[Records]

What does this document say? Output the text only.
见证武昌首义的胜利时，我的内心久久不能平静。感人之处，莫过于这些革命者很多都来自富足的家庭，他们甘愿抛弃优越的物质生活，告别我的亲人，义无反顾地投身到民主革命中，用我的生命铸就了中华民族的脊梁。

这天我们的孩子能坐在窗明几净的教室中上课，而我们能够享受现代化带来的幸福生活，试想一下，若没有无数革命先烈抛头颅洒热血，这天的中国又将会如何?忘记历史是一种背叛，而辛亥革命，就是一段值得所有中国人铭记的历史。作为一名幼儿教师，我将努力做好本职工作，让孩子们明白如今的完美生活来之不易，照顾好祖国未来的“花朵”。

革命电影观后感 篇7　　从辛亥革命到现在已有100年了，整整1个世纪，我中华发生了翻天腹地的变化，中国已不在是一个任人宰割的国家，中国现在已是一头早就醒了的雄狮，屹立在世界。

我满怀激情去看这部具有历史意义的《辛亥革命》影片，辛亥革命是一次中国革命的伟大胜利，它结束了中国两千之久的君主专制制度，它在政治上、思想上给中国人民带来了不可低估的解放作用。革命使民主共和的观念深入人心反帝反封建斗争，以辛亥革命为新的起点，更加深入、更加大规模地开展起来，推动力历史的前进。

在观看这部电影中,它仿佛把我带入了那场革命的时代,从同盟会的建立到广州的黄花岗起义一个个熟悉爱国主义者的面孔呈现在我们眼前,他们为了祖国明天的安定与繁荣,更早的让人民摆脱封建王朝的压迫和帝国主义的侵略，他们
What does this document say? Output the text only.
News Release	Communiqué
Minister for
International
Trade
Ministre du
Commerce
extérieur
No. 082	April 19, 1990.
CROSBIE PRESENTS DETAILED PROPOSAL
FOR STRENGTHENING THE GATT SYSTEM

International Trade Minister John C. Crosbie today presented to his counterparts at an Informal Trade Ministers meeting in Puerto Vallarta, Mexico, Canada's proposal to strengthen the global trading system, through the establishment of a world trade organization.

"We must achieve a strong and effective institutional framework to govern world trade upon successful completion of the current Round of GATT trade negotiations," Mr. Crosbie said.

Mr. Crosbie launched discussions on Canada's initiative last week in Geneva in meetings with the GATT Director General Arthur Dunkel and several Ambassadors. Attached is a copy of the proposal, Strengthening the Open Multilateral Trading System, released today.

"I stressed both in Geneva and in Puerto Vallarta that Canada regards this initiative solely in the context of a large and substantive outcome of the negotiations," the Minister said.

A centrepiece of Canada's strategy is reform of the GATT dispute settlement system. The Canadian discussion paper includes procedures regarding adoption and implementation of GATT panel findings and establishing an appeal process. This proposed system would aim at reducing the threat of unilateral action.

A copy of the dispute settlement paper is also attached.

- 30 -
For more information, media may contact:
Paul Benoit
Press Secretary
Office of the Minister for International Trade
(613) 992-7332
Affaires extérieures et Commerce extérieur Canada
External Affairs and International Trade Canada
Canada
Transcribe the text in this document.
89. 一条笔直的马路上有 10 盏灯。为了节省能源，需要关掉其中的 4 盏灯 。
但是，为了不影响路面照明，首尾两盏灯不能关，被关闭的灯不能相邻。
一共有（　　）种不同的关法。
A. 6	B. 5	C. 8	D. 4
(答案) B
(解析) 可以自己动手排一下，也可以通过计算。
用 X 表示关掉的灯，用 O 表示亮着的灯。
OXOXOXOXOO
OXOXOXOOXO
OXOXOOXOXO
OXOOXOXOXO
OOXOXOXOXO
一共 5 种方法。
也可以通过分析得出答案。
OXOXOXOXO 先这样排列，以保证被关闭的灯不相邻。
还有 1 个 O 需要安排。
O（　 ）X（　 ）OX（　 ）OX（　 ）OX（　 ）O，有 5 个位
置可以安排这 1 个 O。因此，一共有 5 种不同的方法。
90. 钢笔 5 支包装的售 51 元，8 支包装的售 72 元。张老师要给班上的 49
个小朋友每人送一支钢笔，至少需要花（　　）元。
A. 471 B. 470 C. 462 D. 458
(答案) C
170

__DIRECTIVE__
Go over the data above and copy every line that has the word "dispute" in it.

__RESULT FOR THIS TASK__
A centrepiece of Canada's strategy is reform of the GATT dispute settlement system. The Canadian discussion paper includes procedures regarding adoption and implementation of GATT panel findings and establishing an appeal process. This proposed system would aim at reducing the threat of unilateral action.
A copy of the dispute settlement paper is also attached.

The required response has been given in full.